— PROBLEM STATEMENT —
Which lines in the records below contain the word "milhões"? Copy each of them.

(Figure dataset records)
--- --- ---
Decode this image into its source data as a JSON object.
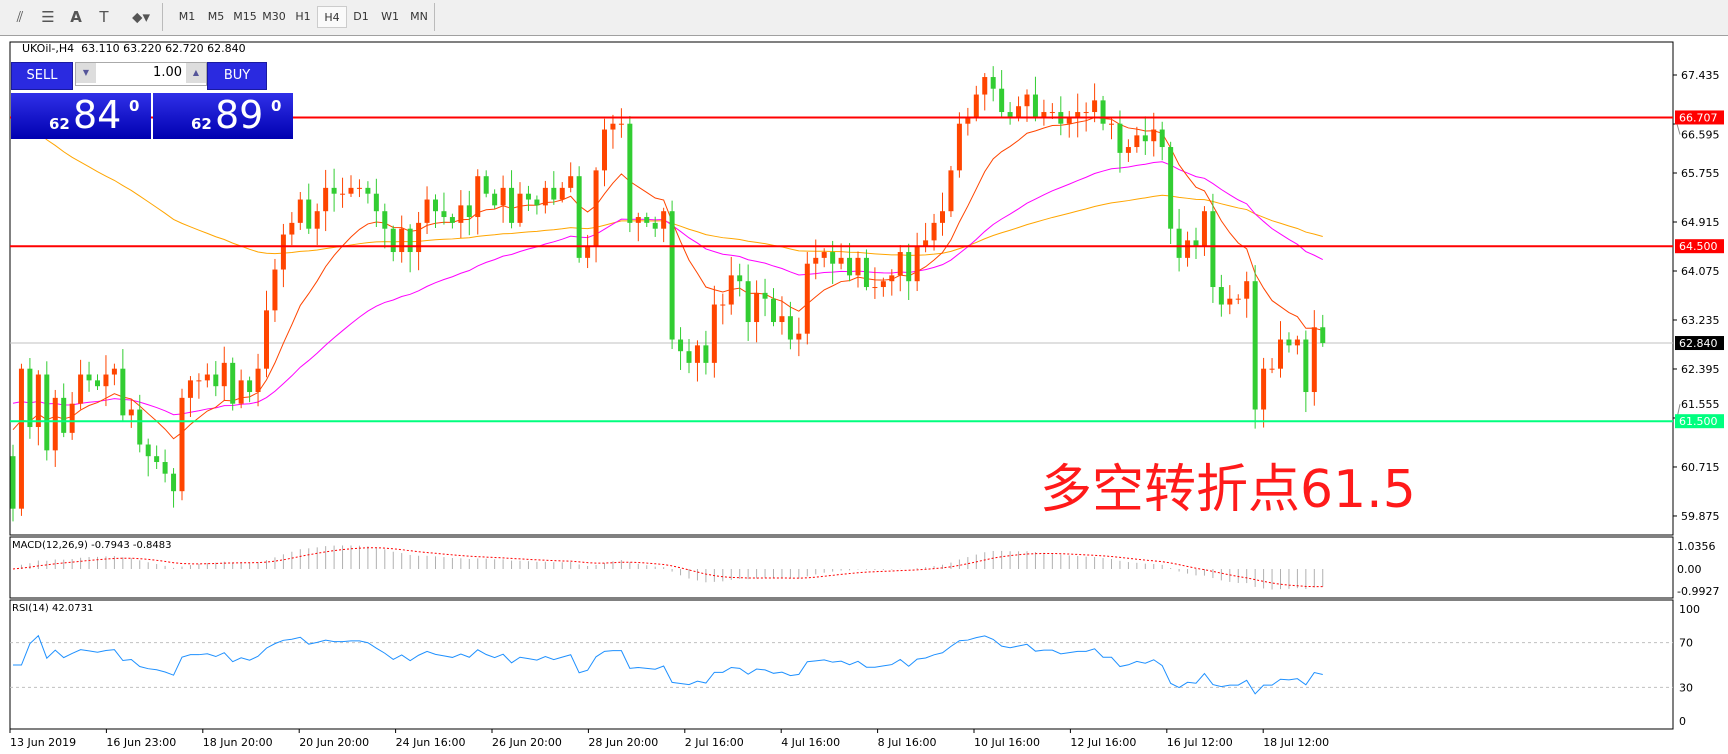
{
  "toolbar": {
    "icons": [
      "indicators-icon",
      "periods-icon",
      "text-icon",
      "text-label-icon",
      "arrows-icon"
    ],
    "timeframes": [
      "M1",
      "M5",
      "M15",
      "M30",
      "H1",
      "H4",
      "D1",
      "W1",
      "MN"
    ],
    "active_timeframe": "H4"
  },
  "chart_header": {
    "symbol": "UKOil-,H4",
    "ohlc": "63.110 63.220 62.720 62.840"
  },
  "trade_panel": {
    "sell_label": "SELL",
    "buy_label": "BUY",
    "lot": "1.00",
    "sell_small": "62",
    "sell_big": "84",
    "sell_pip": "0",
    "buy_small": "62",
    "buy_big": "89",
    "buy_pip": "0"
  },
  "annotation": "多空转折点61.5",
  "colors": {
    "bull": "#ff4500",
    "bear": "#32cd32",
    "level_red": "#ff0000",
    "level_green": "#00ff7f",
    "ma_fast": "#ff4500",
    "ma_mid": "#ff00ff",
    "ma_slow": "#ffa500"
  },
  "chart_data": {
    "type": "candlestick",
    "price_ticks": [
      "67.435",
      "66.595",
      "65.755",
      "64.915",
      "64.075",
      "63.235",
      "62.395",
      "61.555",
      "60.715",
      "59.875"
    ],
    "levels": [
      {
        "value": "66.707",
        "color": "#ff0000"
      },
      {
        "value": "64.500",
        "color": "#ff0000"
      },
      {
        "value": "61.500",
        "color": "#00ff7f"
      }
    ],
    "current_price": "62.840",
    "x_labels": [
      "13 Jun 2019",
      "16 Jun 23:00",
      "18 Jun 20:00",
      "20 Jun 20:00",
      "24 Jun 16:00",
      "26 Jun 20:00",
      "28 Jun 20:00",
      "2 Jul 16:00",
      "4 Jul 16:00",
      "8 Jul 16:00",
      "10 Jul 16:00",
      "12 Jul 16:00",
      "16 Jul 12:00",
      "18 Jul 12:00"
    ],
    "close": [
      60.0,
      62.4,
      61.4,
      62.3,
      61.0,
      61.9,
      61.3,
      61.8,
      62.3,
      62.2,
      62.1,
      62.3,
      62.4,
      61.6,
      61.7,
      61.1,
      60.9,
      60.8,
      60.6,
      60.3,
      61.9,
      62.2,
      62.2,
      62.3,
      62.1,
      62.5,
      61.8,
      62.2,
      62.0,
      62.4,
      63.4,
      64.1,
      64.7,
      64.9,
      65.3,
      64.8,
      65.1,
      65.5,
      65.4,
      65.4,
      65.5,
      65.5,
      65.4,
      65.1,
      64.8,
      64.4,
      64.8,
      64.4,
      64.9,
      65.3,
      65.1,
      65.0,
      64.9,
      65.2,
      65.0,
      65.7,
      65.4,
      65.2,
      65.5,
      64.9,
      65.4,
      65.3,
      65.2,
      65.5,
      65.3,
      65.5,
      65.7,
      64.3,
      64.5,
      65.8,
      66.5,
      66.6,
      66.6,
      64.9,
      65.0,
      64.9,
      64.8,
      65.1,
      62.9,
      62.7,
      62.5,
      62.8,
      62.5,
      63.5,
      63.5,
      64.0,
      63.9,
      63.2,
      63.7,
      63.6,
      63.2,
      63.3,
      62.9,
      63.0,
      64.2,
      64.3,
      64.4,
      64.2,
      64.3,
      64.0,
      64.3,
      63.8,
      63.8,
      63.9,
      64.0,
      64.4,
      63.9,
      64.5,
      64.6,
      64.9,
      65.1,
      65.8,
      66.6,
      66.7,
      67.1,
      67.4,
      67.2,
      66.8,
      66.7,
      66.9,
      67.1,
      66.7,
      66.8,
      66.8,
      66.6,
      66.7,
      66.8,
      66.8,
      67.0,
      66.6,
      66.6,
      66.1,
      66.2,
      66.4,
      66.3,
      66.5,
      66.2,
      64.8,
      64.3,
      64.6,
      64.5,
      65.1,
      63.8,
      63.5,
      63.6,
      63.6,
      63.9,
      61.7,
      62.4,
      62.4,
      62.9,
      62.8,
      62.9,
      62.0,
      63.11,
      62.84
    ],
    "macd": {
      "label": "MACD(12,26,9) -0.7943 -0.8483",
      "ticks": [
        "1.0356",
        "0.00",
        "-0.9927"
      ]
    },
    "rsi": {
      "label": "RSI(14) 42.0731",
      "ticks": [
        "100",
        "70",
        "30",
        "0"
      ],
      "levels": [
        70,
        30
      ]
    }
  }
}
--- --- ---
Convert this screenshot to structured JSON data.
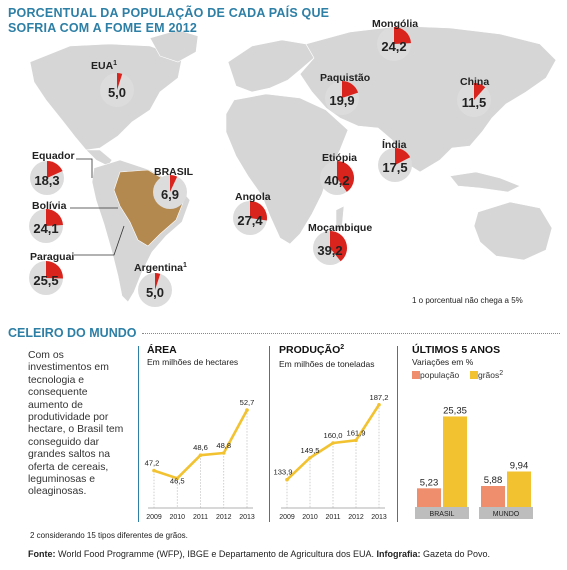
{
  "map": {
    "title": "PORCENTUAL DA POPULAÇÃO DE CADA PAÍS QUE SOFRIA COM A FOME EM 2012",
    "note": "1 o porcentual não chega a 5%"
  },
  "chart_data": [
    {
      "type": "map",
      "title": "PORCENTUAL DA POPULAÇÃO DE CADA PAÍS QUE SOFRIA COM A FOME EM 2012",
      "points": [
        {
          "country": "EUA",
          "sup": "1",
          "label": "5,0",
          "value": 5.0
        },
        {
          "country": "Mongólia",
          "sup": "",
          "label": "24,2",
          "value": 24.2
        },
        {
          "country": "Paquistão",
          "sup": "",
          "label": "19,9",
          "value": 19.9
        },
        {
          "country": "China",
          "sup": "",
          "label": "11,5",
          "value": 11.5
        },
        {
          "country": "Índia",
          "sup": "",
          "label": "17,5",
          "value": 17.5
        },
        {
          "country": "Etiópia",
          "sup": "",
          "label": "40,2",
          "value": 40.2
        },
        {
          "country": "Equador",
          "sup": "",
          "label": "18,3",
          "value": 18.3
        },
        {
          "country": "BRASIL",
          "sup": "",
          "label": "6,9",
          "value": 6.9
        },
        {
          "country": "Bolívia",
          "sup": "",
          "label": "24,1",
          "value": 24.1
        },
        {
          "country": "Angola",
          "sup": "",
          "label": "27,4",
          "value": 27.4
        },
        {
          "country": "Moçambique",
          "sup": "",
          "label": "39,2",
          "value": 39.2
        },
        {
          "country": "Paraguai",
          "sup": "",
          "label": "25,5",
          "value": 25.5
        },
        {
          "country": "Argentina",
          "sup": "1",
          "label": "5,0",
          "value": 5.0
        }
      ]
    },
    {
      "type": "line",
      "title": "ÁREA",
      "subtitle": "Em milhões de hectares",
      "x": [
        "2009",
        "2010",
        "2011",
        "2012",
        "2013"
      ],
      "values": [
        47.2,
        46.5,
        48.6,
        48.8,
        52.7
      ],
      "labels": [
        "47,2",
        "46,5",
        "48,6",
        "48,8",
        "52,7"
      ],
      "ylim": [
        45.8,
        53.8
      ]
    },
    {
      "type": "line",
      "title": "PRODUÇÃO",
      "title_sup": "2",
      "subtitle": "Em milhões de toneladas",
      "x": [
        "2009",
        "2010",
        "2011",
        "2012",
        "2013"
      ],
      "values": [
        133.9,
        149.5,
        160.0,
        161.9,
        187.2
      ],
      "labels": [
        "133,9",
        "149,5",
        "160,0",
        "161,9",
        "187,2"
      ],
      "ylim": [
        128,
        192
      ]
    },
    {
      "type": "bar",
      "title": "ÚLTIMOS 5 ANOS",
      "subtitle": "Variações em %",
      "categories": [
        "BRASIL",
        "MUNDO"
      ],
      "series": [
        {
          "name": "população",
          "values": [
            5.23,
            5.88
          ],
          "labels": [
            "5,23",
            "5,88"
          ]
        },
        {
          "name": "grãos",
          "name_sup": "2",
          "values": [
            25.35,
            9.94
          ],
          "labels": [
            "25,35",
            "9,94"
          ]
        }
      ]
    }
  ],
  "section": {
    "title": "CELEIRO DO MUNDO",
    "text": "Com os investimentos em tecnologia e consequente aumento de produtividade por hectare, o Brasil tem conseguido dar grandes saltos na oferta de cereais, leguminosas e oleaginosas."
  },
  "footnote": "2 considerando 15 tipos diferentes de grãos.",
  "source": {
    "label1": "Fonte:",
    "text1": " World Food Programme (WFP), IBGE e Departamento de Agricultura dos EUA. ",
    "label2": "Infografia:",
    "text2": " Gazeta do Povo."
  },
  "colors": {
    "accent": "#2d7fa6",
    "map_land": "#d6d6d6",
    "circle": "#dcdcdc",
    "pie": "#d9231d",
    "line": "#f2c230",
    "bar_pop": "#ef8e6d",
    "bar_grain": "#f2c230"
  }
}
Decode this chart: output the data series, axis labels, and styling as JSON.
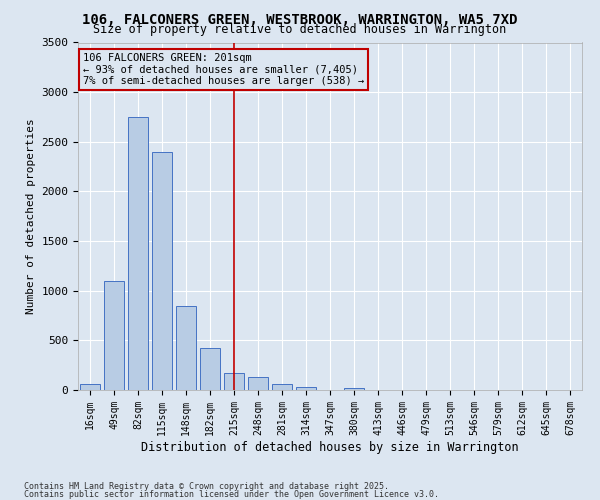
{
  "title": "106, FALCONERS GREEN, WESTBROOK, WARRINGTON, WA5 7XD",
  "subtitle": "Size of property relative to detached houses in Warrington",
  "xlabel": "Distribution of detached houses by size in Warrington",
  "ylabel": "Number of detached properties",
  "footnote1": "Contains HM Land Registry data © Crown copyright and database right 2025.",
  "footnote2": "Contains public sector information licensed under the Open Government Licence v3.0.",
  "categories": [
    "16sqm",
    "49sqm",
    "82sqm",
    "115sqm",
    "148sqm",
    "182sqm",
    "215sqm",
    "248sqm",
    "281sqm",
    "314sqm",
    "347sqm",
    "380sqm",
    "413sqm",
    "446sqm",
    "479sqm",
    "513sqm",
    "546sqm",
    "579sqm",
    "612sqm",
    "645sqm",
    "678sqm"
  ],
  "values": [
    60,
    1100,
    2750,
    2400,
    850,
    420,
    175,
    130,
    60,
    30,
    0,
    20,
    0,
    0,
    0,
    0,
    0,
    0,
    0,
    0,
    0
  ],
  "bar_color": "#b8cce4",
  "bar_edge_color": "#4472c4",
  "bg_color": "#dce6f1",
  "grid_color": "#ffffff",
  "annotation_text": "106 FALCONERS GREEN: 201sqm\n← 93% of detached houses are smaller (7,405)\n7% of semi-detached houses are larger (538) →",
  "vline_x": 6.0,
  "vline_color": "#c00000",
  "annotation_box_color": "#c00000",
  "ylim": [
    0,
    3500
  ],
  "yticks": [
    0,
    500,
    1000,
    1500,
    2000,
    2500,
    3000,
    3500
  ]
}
--- --- ---
— PROBLEM SOLUTION —
      "subtitle": "Em milhões de hectares",
      "subtitle": "Em milhões de toneladas",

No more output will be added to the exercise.